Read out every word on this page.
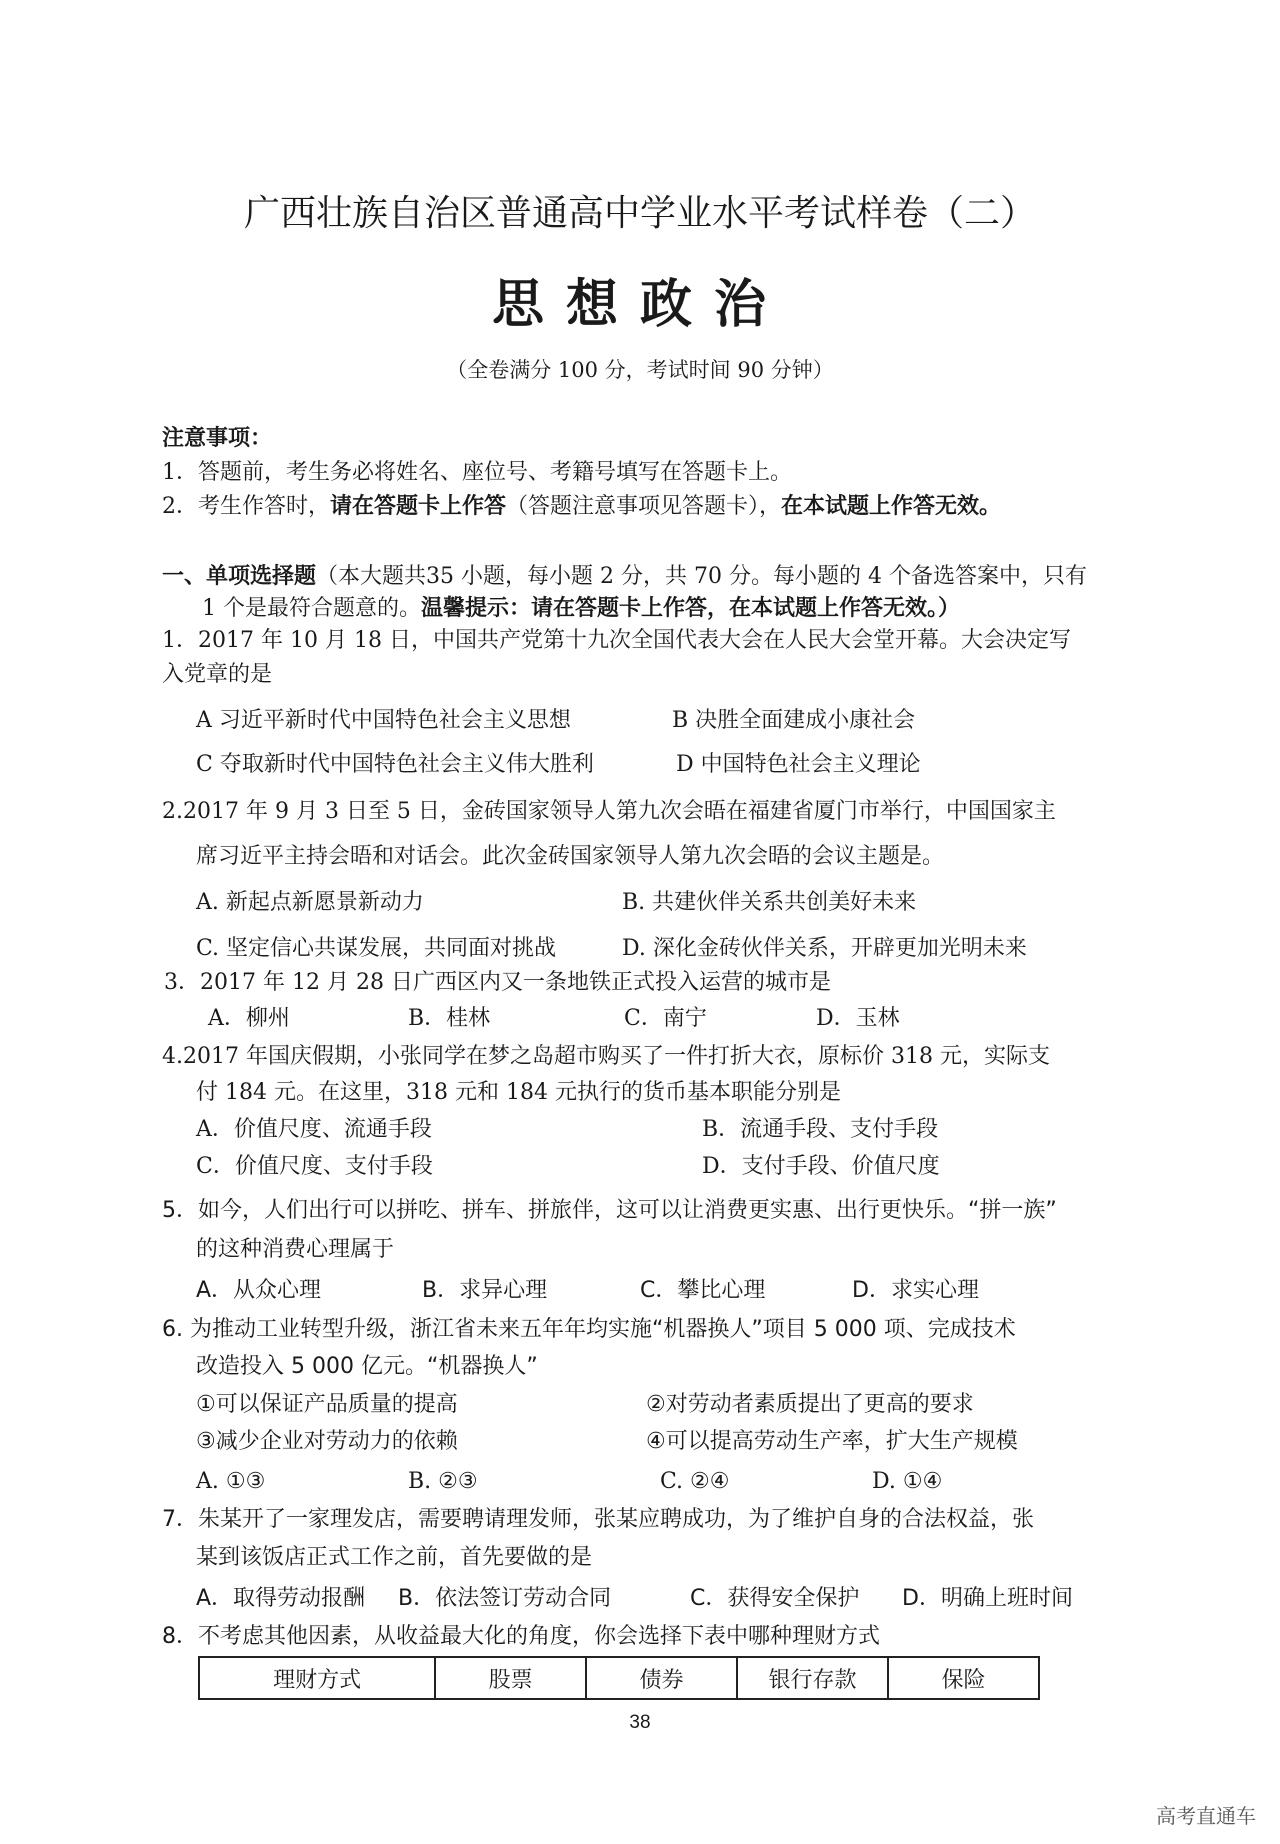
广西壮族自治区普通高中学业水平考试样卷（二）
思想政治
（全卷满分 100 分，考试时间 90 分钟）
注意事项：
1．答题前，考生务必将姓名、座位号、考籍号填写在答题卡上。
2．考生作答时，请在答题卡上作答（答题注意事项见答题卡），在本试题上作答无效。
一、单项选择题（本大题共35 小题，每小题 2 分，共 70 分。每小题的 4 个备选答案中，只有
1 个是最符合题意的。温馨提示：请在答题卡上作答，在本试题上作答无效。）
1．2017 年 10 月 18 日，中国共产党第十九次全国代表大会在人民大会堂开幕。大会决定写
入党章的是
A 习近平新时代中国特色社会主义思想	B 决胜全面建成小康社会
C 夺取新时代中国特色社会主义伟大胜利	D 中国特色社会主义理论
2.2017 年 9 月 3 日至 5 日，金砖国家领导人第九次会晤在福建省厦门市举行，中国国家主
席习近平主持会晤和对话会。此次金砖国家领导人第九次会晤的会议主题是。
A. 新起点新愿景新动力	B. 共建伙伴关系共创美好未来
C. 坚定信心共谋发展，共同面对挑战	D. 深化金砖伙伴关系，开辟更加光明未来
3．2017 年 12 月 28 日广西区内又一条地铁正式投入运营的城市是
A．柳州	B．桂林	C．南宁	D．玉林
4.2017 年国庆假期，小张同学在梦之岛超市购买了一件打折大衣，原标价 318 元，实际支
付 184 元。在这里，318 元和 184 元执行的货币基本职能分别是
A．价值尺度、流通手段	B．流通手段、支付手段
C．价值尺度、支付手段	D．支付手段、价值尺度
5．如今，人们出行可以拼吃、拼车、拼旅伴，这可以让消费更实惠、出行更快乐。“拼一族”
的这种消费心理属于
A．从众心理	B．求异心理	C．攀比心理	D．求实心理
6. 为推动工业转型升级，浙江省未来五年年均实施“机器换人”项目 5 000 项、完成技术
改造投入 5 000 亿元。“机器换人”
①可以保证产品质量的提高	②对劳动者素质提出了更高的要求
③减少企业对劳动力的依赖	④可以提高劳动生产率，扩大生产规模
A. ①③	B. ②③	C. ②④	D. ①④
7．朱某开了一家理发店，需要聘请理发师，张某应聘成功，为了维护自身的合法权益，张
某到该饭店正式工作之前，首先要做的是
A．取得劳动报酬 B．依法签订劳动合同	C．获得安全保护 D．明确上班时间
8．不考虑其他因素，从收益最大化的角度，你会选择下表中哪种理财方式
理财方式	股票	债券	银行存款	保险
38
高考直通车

*Exercise instructions*: Transcribe all the data word for word; the images stay out.

*Answer to this problem*:
Read out every word on this page.
广西壮族自治区普通高中学业水平考试样卷（二）
思想政治
（全卷满分 100 分，考试时间 90 分钟）
注意事项：
1．答题前，考生务必将姓名、座位号、考籍号填写在答题卡上。
2．考生作答时，请在答题卡上作答（答题注意事项见答题卡），在本试题上作答无效。
一、单项选择题（本大题共35 小题，每小题 2 分，共 70 分。每小题的 4 个备选答案中，只有
1 个是最符合题意的。温馨提示：请在答题卡上作答，在本试题上作答无效。）
1．2017 年 10 月 18 日，中国共产党第十九次全国代表大会在人民大会堂开幕。大会决定写
入党章的是
A 习近平新时代中国特色社会主义思想	B 决胜全面建成小康社会
C 夺取新时代中国特色社会主义伟大胜利	D 中国特色社会主义理论
2.2017 年 9 月 3 日至 5 日，金砖国家领导人第九次会晤在福建省厦门市举行，中国国家主
席习近平主持会晤和对话会。此次金砖国家领导人第九次会晤的会议主题是。
A. 新起点新愿景新动力	B. 共建伙伴关系共创美好未来
C. 坚定信心共谋发展，共同面对挑战	D. 深化金砖伙伴关系，开辟更加光明未来
3．2017 年 12 月 28 日广西区内又一条地铁正式投入运营的城市是
A．柳州	B．桂林	C．南宁	D．玉林
4.2017 年国庆假期，小张同学在梦之岛超市购买了一件打折大衣，原标价 318 元，实际支
付 184 元。在这里，318 元和 184 元执行的货币基本职能分别是
A．价值尺度、流通手段	B．流通手段、支付手段
C．价值尺度、支付手段	D．支付手段、价值尺度
5．如今，人们出行可以拼吃、拼车、拼旅伴，这可以让消费更实惠、出行更快乐。“拼一族”
的这种消费心理属于
A．从众心理	B．求异心理	C．攀比心理	D．求实心理
6. 为推动工业转型升级，浙江省未来五年年均实施“机器换人”项目 5 000 项、完成技术
改造投入 5 000 亿元。“机器换人”
①可以保证产品质量的提高	②对劳动者素质提出了更高的要求
③减少企业对劳动力的依赖	④可以提高劳动生产率，扩大生产规模
A. ①③	B. ②③	C. ②④	D. ①④
7．朱某开了一家理发店，需要聘请理发师，张某应聘成功，为了维护自身的合法权益，张
某到该饭店正式工作之前，首先要做的是
A．取得劳动报酬 B．依法签订劳动合同	C．获得安全保护 D．明确上班时间
8．不考虑其他因素，从收益最大化的角度，你会选择下表中哪种理财方式
理财方式	股票	债券	银行存款	保险
38
高考直通车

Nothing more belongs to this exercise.